* **STATED PROBLEM**
Repeat what the lines below say, word for word, and skip every image.
─── PROVIDED DATA
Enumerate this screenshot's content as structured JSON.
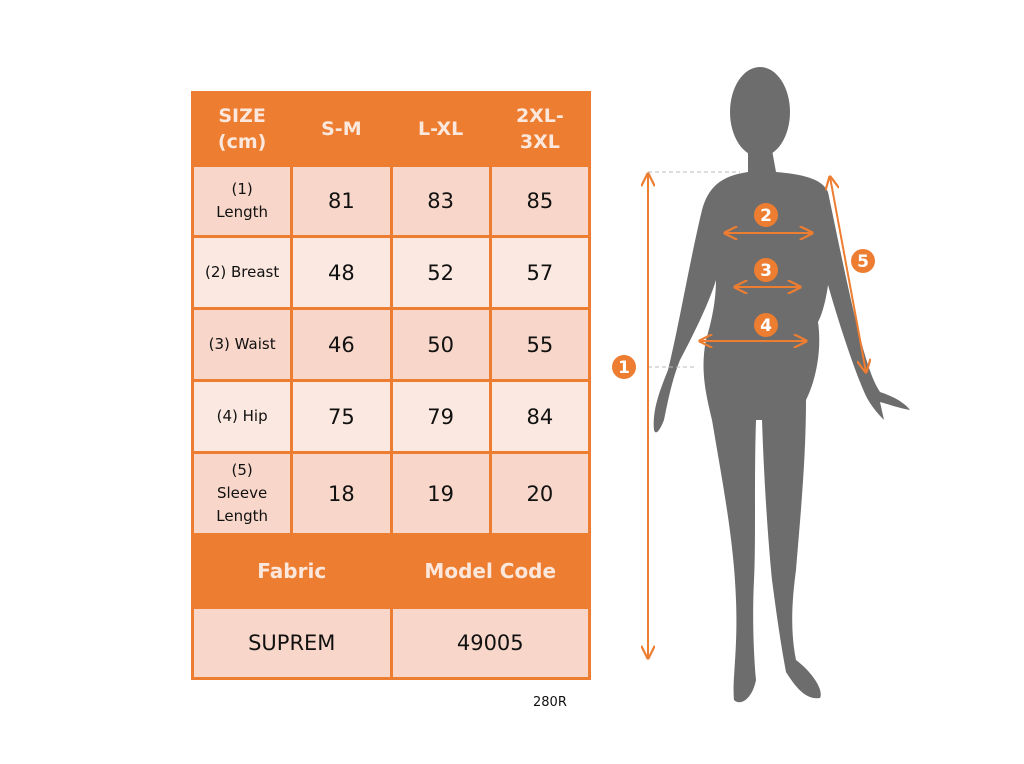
{
  "table": {
    "headers": [
      "SIZE (cm)",
      "S-M",
      "L-XL",
      "2XL-3XL"
    ],
    "header_lines": [
      [
        "SIZE",
        "(cm)"
      ],
      [
        "S-M"
      ],
      [
        "L-XL"
      ],
      [
        "2XL-",
        "3XL"
      ]
    ],
    "rows": [
      {
        "label": [
          "(1)",
          "Length"
        ],
        "values": [
          "81",
          "83",
          "85"
        ]
      },
      {
        "label": [
          "(2) Breast"
        ],
        "values": [
          "48",
          "52",
          "57"
        ]
      },
      {
        "label": [
          "(3) Waist"
        ],
        "values": [
          "46",
          "50",
          "55"
        ]
      },
      {
        "label": [
          "(4) Hip"
        ],
        "values": [
          "75",
          "79",
          "84"
        ]
      },
      {
        "label": [
          "(5)",
          "Sleeve",
          "Length"
        ],
        "values": [
          "18",
          "19",
          "20"
        ]
      }
    ],
    "footer_headers": [
      "Fabric",
      "Model Code"
    ],
    "footer_values": [
      "SUPREM",
      "49005"
    ]
  },
  "product_code": "280R",
  "figure": {
    "markers": [
      "1",
      "2",
      "3",
      "4",
      "5"
    ]
  },
  "colors": {
    "accent": "#ed7d31",
    "row_dark": "#f8d7ca",
    "row_light": "#fbe8e0",
    "silhouette": "#6d6d6d"
  }
}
──────
* **WRITTEN RESPONSE**
Enumerate this screenshot's content as structured JSON.
{
  "table": {
    "headers": [
      "SIZE (cm)",
      "S-M",
      "L-XL",
      "2XL-3XL"
    ],
    "header_lines": [
      [
        "SIZE",
        "(cm)"
      ],
      [
        "S-M"
      ],
      [
        "L-XL"
      ],
      [
        "2XL-",
        "3XL"
      ]
    ],
    "rows": [
      {
        "label": [
          "(1)",
          "Length"
        ],
        "values": [
          "81",
          "83",
          "85"
        ]
      },
      {
        "label": [
          "(2) Breast"
        ],
        "values": [
          "48",
          "52",
          "57"
        ]
      },
      {
        "label": [
          "(3) Waist"
        ],
        "values": [
          "46",
          "50",
          "55"
        ]
      },
      {
        "label": [
          "(4) Hip"
        ],
        "values": [
          "75",
          "79",
          "84"
        ]
      },
      {
        "label": [
          "(5)",
          "Sleeve",
          "Length"
        ],
        "values": [
          "18",
          "19",
          "20"
        ]
      }
    ],
    "footer_headers": [
      "Fabric",
      "Model Code"
    ],
    "footer_values": [
      "SUPREM",
      "49005"
    ]
  },
  "product_code": "280R",
  "figure": {
    "markers": [
      "1",
      "2",
      "3",
      "4",
      "5"
    ]
  },
  "colors": {
    "accent": "#ed7d31",
    "row_dark": "#f8d7ca",
    "row_light": "#fbe8e0",
    "silhouette": "#6d6d6d"
  }
}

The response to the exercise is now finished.